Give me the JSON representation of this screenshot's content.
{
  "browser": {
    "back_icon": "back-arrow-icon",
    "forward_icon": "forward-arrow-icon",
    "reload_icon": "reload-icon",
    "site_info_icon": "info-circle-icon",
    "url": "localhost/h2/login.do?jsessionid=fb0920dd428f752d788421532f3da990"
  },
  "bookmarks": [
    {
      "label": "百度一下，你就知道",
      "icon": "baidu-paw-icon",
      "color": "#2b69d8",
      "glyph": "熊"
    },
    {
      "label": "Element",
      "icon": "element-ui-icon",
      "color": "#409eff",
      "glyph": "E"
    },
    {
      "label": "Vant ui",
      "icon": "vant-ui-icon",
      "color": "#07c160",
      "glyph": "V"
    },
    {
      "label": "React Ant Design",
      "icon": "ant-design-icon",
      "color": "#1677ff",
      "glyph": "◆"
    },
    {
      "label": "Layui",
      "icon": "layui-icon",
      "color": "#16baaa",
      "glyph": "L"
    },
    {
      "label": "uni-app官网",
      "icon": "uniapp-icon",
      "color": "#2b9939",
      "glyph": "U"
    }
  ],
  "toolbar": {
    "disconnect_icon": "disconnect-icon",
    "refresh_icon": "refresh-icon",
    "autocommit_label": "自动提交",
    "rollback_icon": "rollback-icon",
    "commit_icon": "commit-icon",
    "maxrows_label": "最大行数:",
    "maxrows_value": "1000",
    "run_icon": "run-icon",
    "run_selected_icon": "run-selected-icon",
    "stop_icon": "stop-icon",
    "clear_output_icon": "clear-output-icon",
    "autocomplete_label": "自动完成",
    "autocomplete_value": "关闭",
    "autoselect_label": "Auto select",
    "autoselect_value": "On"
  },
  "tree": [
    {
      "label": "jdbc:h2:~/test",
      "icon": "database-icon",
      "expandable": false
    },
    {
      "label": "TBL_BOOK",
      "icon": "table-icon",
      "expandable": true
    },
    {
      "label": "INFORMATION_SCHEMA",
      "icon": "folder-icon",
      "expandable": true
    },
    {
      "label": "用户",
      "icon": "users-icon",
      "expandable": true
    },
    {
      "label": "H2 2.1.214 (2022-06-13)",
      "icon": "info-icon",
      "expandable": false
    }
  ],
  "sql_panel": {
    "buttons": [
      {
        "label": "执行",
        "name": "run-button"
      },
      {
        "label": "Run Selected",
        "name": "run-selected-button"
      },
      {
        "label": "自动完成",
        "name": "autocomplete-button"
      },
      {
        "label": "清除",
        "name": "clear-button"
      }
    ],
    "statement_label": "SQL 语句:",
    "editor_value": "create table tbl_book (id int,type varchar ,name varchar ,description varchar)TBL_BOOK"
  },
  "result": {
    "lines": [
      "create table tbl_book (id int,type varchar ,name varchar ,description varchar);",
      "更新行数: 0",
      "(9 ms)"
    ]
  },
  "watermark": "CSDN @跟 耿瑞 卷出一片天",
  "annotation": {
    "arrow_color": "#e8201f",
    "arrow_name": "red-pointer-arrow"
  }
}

····················

Instructions to follow.
Print every line of the records exactly. Omit nothing.

Solved exercise.
Give me the JSON representation of this screenshot's content.
{
  "browser": {
    "back_icon": "back-arrow-icon",
    "forward_icon": "forward-arrow-icon",
    "reload_icon": "reload-icon",
    "site_info_icon": "info-circle-icon",
    "url": "localhost/h2/login.do?jsessionid=fb0920dd428f752d788421532f3da990"
  },
  "bookmarks": [
    {
      "label": "百度一下，你就知道",
      "icon": "baidu-paw-icon",
      "color": "#2b69d8",
      "glyph": "熊"
    },
    {
      "label": "Element",
      "icon": "element-ui-icon",
      "color": "#409eff",
      "glyph": "E"
    },
    {
      "label": "Vant ui",
      "icon": "vant-ui-icon",
      "color": "#07c160",
      "glyph": "V"
    },
    {
      "label": "React Ant Design",
      "icon": "ant-design-icon",
      "color": "#1677ff",
      "glyph": "◆"
    },
    {
      "label": "Layui",
      "icon": "layui-icon",
      "color": "#16baaa",
      "glyph": "L"
    },
    {
      "label": "uni-app官网",
      "icon": "uniapp-icon",
      "color": "#2b9939",
      "glyph": "U"
    }
  ],
  "toolbar": {
    "disconnect_icon": "disconnect-icon",
    "refresh_icon": "refresh-icon",
    "autocommit_label": "自动提交",
    "rollback_icon": "rollback-icon",
    "commit_icon": "commit-icon",
    "maxrows_label": "最大行数:",
    "maxrows_value": "1000",
    "run_icon": "run-icon",
    "run_selected_icon": "run-selected-icon",
    "stop_icon": "stop-icon",
    "clear_output_icon": "clear-output-icon",
    "autocomplete_label": "自动完成",
    "autocomplete_value": "关闭",
    "autoselect_label": "Auto select",
    "autoselect_value": "On"
  },
  "tree": [
    {
      "label": "jdbc:h2:~/test",
      "icon": "database-icon",
      "expandable": false
    },
    {
      "label": "TBL_BOOK",
      "icon": "table-icon",
      "expandable": true
    },
    {
      "label": "INFORMATION_SCHEMA",
      "icon": "folder-icon",
      "expandable": true
    },
    {
      "label": "用户",
      "icon": "users-icon",
      "expandable": true
    },
    {
      "label": "H2 2.1.214 (2022-06-13)",
      "icon": "info-icon",
      "expandable": false
    }
  ],
  "sql_panel": {
    "buttons": [
      {
        "label": "执行",
        "name": "run-button"
      },
      {
        "label": "Run Selected",
        "name": "run-selected-button"
      },
      {
        "label": "自动完成",
        "name": "autocomplete-button"
      },
      {
        "label": "清除",
        "name": "clear-button"
      }
    ],
    "statement_label": "SQL 语句:",
    "editor_value": "create table tbl_book (id int,type varchar ,name varchar ,description varchar)TBL_BOOK"
  },
  "result": {
    "lines": [
      "create table tbl_book (id int,type varchar ,name varchar ,description varchar);",
      "更新行数: 0",
      "(9 ms)"
    ]
  },
  "watermark": "CSDN @跟 耿瑞 卷出一片天",
  "annotation": {
    "arrow_color": "#e8201f",
    "arrow_name": "red-pointer-arrow"
  }
}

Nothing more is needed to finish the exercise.